Copy verbatim every line from the one containing "menu-edit[interactable]: 编辑(E) [46, 14, 87, 40]" to the one containing "coord-x-input[interactable] [153, 474, 203, 476]", both included.

________________

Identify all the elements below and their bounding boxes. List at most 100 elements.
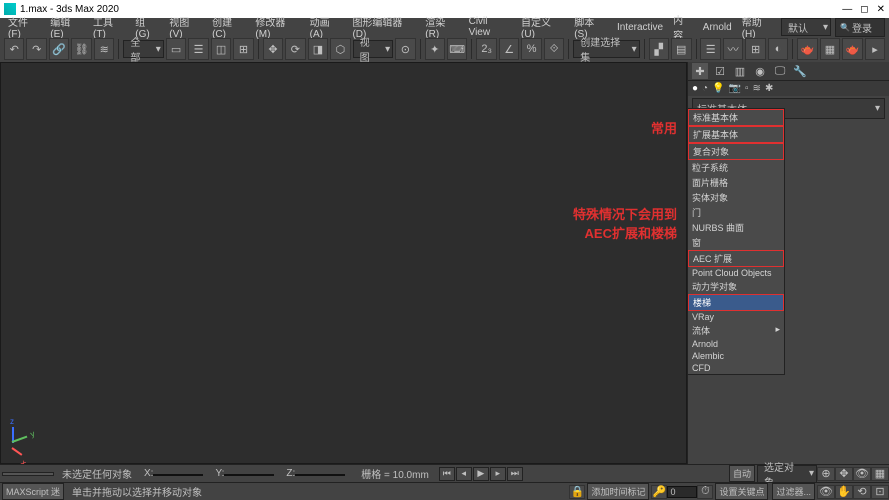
menu-edit[interactable]: 编辑(E) [46, 14, 87, 40]
maxscript-label[interactable]: MAXScript 迷 [2, 483, 64, 500]
nav-icon-6[interactable]: ✋ [835, 485, 853, 499]
geometry-icon[interactable]: ● [692, 83, 698, 94]
signin-button[interactable]: 登录 [835, 18, 885, 37]
menu-item-9[interactable]: AEC 扩展 [688, 250, 784, 267]
menu-arnold[interactable]: Arnold [699, 22, 736, 33]
selection-filter-dropdown[interactable]: 全部 [123, 40, 163, 58]
menu-view[interactable]: 视图(V) [165, 14, 206, 40]
keyfilters-button[interactable]: 过滤器... [772, 483, 815, 500]
menu-item-7[interactable]: NURBS 曲面 [688, 220, 784, 235]
move-button[interactable]: ✥ [263, 38, 283, 60]
menu-item-11[interactable]: 动力学对象 [688, 279, 784, 294]
link-button[interactable]: 🔗 [49, 38, 69, 60]
refcoord-dropdown[interactable]: 视图 [353, 40, 393, 58]
menu-rendering[interactable]: 渲染(R) [421, 14, 462, 40]
nav-icon-5[interactable]: 👁 [817, 485, 835, 499]
placement-button[interactable]: ⬡ [330, 38, 350, 60]
nav-icon-2[interactable]: ✥ [835, 467, 853, 481]
systems-icon[interactable]: ✱ [765, 83, 773, 94]
script-listener[interactable] [2, 472, 54, 476]
undo-button[interactable]: ↶ [4, 38, 24, 60]
menu-item-2[interactable]: 复合对象 [688, 143, 784, 160]
angle-snap-button[interactable]: ∠ [499, 38, 519, 60]
mirror-button[interactable]: ▞ [649, 38, 669, 60]
menu-modifiers[interactable]: 修改器(M) [251, 14, 303, 40]
coord-x-input[interactable] [153, 474, 203, 476]
menu-item-17[interactable]: CFD [688, 362, 784, 374]
setkey-button[interactable]: 设置关键点 [715, 483, 768, 500]
select-button[interactable]: ▭ [166, 38, 186, 60]
modify-tab-icon[interactable]: ☑ [712, 63, 728, 79]
align-button[interactable]: ▤ [671, 38, 691, 60]
pivot-button[interactable]: ⊙ [395, 38, 415, 60]
manipulate-button[interactable]: ✦ [425, 38, 445, 60]
keyboard-button[interactable]: ⌨ [447, 38, 467, 60]
play-button[interactable]: ▶ [473, 467, 489, 481]
menu-item-4[interactable]: 面片栅格 [688, 175, 784, 190]
curve-editor-button[interactable]: 〰 [723, 38, 743, 60]
cameras-icon[interactable]: 📷 [729, 83, 741, 94]
lights-icon[interactable]: 💡 [712, 83, 724, 94]
menu-item-14[interactable]: 流体 [688, 323, 784, 338]
goto-start-button[interactable]: ⏮ [439, 467, 455, 481]
schematic-button[interactable]: ⊞ [745, 38, 765, 60]
menu-item-15[interactable]: Arnold [688, 338, 784, 350]
menu-create[interactable]: 创建(C) [208, 14, 249, 40]
menu-item-0[interactable]: 标准基本体 [688, 109, 784, 126]
window-crossing-button[interactable]: ⊞ [233, 38, 253, 60]
spacewarps-icon[interactable]: ≋ [753, 83, 761, 94]
menu-tools[interactable]: 工具(T) [89, 14, 129, 40]
key-icon[interactable]: 🔑 [651, 485, 667, 499]
create-tab-icon[interactable]: ✚ [692, 63, 708, 79]
select-name-button[interactable]: ☰ [188, 38, 208, 60]
menu-interactive[interactable]: Interactive [613, 22, 667, 33]
material-button[interactable]: ◐ [768, 38, 788, 60]
timeconfig-icon[interactable]: ⏱ [697, 485, 713, 499]
maximize-button[interactable]: ◻ [860, 4, 868, 15]
percent-snap-button[interactable]: % [521, 38, 541, 60]
display-tab-icon[interactable]: 🖵 [772, 63, 788, 79]
bind-button[interactable]: ≋ [94, 38, 114, 60]
menu-item-10[interactable]: Point Cloud Objects [688, 267, 784, 279]
menu-animation[interactable]: 动画(A) [306, 14, 347, 40]
menu-item-3[interactable]: 粒子系统 [688, 160, 784, 175]
coord-y-input[interactable] [224, 474, 274, 476]
autokey-button[interactable]: 自动 [729, 465, 755, 482]
minimize-button[interactable]: — [842, 4, 852, 15]
menu-item-16[interactable]: Alembic [688, 350, 784, 362]
next-frame-button[interactable]: ▸ [490, 467, 506, 481]
menu-item-5[interactable]: 实体对象 [688, 190, 784, 205]
frame-input[interactable]: 0 [667, 486, 697, 498]
nav-icon-1[interactable]: ⊕ [817, 467, 835, 481]
nav-icon-7[interactable]: ⟲ [853, 485, 871, 499]
helpers-icon[interactable]: ▫ [745, 83, 749, 94]
workspace-label[interactable]: 默认 [781, 18, 831, 36]
spinner-snap-button[interactable]: ⟐ [544, 38, 564, 60]
nav-icon-3[interactable]: 👁 [853, 467, 871, 481]
lock-icon[interactable]: 🔒 [569, 485, 585, 499]
render-prod-button[interactable]: ▸ [865, 38, 885, 60]
render-button[interactable]: 🫖 [842, 38, 862, 60]
nav-icon-4[interactable]: ▦ [871, 467, 889, 481]
shapes-icon[interactable]: ◔ [702, 83, 708, 94]
timetag-button[interactable]: 添加时间标记 [587, 483, 649, 500]
menu-customize[interactable]: 自定义(U) [517, 14, 568, 40]
scale-button[interactable]: ◨ [308, 38, 328, 60]
menu-item-12[interactable]: 楼梯 [688, 294, 784, 311]
prev-frame-button[interactable]: ◂ [456, 467, 472, 481]
keyfilter-dropdown[interactable]: 选定对象 [757, 465, 817, 483]
menu-file[interactable]: 文件(F) [4, 14, 44, 40]
select-region-button[interactable]: ◫ [211, 38, 231, 60]
render-setup-button[interactable]: 🫖 [797, 38, 817, 60]
menu-item-6[interactable]: 门 [688, 205, 784, 220]
menu-civilview[interactable]: Civil View [465, 16, 515, 38]
snap-button[interactable]: 2₃ [476, 38, 496, 60]
utilities-tab-icon[interactable]: 🔧 [792, 63, 808, 79]
named-selection-dropdown[interactable]: 创建选择集 [573, 40, 639, 58]
motion-tab-icon[interactable]: ◉ [752, 63, 768, 79]
menu-item-13[interactable]: VRay [688, 311, 784, 323]
menu-item-1[interactable]: 扩展基本体 [688, 126, 784, 143]
layer-button[interactable]: ☰ [700, 38, 720, 60]
redo-button[interactable]: ↷ [26, 38, 46, 60]
hierarchy-tab-icon[interactable]: ▥ [732, 63, 748, 79]
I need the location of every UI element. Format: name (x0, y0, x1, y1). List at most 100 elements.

________________

> COMPLETE OUTPUT:
menu-edit[interactable]: 编辑(E) [46, 14, 87, 40]
maxscript-label[interactable]: MAXScript 迷 [2, 483, 64, 500]
nav-icon-6[interactable]: ✋ [835, 485, 853, 499]
geometry-icon[interactable]: ● [692, 83, 698, 94]
signin-button[interactable]: 登录 [835, 18, 885, 37]
menu-item-9[interactable]: AEC 扩展 [688, 250, 784, 267]
menu-arnold[interactable]: Arnold [699, 22, 736, 33]
selection-filter-dropdown[interactable]: 全部 [123, 40, 163, 58]
menu-view[interactable]: 视图(V) [165, 14, 206, 40]
keyfilters-button[interactable]: 过滤器... [772, 483, 815, 500]
menu-item-7[interactable]: NURBS 曲面 [688, 220, 784, 235]
move-button[interactable]: ✥ [263, 38, 283, 60]
menu-item-11[interactable]: 动力学对象 [688, 279, 784, 294]
link-button[interactable]: 🔗 [49, 38, 69, 60]
refcoord-dropdown[interactable]: 视图 [353, 40, 393, 58]
menu-rendering[interactable]: 渲染(R) [421, 14, 462, 40]
nav-icon-5[interactable]: 👁 [817, 485, 835, 499]
placement-button[interactable]: ⬡ [330, 38, 350, 60]
nav-icon-2[interactable]: ✥ [835, 467, 853, 481]
systems-icon[interactable]: ✱ [765, 83, 773, 94]
script-listener[interactable] [2, 472, 54, 476]
undo-button[interactable]: ↶ [4, 38, 24, 60]
menu-item-2[interactable]: 复合对象 [688, 143, 784, 160]
angle-snap-button[interactable]: ∠ [499, 38, 519, 60]
mirror-button[interactable]: ▞ [649, 38, 669, 60]
menu-modifiers[interactable]: 修改器(M) [251, 14, 303, 40]
coord-x-input[interactable] [153, 474, 203, 476]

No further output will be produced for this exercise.